Recorded data:
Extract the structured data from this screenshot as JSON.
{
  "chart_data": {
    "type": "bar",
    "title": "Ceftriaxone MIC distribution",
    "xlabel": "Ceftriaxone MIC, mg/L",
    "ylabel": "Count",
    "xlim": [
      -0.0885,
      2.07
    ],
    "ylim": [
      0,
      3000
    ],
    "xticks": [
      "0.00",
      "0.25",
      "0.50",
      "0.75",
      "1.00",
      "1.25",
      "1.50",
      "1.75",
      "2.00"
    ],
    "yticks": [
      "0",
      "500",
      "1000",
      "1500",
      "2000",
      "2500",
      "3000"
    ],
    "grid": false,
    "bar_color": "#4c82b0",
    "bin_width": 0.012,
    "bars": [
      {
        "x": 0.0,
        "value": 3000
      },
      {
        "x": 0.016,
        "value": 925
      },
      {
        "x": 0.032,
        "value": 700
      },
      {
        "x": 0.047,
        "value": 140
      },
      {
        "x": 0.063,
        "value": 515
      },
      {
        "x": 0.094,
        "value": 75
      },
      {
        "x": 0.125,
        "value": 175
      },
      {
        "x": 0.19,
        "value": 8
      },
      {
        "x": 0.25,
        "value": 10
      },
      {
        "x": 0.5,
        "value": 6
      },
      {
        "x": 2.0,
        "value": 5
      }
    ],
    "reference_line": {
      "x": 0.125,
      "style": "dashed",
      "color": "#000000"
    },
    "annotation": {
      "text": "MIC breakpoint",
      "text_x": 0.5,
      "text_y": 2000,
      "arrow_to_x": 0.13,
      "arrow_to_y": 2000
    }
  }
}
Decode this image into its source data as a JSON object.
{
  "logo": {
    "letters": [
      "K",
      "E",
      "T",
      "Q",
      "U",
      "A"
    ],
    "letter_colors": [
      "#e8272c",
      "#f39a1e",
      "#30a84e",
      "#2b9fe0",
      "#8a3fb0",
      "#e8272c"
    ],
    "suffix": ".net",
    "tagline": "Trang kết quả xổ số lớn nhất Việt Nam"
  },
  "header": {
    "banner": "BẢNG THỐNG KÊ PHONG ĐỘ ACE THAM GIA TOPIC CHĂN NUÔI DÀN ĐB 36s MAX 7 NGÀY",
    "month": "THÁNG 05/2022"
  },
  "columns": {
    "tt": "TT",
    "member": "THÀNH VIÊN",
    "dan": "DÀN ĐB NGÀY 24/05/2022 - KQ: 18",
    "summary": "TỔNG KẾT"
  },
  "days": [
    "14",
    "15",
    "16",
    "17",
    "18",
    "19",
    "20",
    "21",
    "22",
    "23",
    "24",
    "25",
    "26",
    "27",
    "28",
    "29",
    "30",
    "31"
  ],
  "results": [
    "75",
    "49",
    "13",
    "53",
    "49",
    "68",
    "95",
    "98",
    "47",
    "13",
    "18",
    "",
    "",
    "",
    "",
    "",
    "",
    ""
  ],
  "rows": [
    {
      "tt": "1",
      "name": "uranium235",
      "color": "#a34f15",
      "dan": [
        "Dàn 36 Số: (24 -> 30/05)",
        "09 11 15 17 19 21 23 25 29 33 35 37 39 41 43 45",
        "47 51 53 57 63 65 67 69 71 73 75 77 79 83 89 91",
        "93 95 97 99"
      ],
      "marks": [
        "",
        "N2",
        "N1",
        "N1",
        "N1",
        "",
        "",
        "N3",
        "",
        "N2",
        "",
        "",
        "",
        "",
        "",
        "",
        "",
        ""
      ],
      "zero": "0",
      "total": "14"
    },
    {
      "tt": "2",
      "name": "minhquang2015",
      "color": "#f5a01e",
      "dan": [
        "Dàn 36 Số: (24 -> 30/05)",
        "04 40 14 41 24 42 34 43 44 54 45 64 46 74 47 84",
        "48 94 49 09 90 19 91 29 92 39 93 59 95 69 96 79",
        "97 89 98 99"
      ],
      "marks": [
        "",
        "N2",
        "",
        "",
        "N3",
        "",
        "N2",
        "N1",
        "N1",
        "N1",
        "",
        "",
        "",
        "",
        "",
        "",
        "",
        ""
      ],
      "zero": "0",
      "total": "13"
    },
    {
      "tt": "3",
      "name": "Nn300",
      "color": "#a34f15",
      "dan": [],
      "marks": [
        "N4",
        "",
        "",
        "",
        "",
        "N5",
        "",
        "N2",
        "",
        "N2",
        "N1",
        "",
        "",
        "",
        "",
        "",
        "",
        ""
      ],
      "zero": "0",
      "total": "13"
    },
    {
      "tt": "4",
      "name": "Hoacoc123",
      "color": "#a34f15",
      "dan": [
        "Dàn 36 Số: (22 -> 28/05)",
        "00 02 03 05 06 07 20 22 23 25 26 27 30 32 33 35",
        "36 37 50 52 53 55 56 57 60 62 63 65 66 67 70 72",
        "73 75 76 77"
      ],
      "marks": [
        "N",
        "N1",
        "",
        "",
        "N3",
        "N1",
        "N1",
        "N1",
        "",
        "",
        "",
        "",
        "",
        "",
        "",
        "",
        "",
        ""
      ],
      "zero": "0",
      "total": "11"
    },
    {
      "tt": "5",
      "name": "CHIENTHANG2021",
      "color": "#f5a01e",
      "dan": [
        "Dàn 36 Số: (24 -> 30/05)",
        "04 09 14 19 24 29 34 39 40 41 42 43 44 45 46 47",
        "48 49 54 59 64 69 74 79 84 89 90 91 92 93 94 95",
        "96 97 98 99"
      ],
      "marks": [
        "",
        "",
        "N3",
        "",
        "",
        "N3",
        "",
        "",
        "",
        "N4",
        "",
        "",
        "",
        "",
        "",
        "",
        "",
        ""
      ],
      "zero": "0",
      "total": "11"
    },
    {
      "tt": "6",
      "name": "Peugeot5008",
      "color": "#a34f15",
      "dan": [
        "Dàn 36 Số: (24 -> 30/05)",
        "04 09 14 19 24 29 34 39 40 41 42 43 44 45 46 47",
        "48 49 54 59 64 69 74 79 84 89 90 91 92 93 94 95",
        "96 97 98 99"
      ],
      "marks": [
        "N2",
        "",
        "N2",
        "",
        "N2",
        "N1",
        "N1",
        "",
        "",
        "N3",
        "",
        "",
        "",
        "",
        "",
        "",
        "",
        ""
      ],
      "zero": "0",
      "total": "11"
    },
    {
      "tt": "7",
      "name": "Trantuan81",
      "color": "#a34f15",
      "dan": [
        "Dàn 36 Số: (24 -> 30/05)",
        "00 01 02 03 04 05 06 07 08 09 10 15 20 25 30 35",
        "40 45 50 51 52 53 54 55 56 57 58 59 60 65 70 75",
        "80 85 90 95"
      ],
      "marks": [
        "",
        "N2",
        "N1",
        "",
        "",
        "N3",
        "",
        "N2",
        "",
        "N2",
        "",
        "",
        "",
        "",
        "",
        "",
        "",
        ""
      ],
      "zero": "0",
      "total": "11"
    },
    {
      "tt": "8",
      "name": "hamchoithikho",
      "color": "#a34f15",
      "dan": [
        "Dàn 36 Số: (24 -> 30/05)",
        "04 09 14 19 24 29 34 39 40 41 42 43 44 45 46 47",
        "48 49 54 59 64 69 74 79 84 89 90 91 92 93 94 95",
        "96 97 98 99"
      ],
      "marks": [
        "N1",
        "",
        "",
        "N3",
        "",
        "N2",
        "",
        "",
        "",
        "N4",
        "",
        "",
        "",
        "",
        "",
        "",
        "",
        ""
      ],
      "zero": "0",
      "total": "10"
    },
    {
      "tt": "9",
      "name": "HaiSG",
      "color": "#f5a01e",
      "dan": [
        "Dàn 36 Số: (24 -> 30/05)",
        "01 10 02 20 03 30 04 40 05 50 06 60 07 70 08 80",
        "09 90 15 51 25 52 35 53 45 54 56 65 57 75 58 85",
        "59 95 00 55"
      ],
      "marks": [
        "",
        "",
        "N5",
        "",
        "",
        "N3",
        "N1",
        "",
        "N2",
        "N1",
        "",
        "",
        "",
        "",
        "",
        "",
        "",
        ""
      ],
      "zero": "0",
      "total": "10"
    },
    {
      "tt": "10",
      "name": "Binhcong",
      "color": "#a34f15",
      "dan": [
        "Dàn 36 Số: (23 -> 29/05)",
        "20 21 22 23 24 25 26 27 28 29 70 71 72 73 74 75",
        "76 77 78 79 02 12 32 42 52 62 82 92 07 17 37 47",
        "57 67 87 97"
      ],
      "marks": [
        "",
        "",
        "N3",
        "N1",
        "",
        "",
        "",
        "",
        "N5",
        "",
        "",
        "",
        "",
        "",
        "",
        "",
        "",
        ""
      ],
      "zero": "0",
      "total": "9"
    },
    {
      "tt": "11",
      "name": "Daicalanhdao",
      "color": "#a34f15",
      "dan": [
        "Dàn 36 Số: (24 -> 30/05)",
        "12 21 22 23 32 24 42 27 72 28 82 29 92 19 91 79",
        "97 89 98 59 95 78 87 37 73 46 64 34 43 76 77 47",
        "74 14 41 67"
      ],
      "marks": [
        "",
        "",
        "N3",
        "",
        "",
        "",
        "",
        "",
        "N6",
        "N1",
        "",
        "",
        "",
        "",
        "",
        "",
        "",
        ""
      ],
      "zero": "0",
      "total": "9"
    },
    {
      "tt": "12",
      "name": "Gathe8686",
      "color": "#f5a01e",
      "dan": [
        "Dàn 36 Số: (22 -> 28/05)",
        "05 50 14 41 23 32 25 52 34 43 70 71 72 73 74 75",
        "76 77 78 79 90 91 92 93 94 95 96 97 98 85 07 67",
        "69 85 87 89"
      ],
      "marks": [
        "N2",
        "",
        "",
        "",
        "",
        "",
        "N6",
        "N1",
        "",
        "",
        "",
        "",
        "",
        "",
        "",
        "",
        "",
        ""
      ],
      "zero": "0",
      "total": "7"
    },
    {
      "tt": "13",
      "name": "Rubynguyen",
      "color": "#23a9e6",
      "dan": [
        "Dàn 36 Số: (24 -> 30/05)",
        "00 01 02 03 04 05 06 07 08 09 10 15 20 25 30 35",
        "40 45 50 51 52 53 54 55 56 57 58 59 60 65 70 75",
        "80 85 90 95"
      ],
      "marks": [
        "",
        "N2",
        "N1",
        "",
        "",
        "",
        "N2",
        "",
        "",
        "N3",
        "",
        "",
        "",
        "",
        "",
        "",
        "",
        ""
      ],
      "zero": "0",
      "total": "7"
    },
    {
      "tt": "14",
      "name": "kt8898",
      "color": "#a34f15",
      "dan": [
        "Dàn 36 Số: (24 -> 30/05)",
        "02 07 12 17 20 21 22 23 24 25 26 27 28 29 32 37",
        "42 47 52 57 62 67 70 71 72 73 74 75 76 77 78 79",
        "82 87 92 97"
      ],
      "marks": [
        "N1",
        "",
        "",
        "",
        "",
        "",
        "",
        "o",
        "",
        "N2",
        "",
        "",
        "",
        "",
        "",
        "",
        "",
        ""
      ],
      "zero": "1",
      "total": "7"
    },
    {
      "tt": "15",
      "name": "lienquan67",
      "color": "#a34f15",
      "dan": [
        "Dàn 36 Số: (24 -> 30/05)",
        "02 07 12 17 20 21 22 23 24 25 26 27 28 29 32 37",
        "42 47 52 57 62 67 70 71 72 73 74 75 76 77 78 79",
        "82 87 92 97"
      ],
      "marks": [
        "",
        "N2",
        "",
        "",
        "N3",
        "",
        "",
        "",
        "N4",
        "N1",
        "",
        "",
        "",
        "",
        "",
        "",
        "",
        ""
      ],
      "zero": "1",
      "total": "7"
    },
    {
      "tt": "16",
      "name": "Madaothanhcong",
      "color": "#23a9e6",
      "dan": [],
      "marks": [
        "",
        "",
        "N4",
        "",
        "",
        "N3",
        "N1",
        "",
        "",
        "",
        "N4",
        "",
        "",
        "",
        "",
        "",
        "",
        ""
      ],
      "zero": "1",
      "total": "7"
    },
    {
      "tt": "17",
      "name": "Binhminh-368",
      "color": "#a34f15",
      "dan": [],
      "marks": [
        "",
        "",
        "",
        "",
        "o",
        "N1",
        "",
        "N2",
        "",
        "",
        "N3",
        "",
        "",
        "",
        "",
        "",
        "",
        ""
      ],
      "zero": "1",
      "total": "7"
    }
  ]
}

Short problem: Pull out every line above that holds the word "JSON".

Solution:
Extract the structured data from this screenshot as JSON.
Decode this image into its source data as a JSON object.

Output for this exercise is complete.